Exercise =
Extract each line of the records below that contains the word "lucem".

-- begin Entries --

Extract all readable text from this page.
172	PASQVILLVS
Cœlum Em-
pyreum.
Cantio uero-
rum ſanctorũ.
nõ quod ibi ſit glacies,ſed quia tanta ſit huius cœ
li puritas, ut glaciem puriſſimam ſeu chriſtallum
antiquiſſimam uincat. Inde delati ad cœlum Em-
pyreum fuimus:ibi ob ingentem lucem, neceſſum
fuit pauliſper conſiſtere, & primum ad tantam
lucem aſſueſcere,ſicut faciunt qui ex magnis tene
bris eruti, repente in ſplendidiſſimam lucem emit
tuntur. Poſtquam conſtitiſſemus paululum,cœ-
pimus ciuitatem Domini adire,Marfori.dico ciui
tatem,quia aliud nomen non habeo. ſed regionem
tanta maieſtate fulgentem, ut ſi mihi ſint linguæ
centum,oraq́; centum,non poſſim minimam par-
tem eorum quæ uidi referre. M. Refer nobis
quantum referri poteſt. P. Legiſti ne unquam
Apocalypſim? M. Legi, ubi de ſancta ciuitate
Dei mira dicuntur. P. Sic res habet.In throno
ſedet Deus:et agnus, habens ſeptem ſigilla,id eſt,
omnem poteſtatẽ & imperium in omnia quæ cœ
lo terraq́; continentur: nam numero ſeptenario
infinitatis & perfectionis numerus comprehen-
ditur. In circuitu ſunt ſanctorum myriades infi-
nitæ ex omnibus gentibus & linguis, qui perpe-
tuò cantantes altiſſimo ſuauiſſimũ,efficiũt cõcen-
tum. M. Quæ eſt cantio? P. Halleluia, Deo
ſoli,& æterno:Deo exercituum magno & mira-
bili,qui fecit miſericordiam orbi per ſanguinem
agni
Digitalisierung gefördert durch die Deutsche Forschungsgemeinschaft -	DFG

-- end Entries --

Task result =
pyreum fuimus:ibi ob ingentem lucem, neceſſum
lucem aſſueſcere,ſicut faciunt qui ex magnis tene
bris eruti, repente in ſplendidiſſimam lucem emit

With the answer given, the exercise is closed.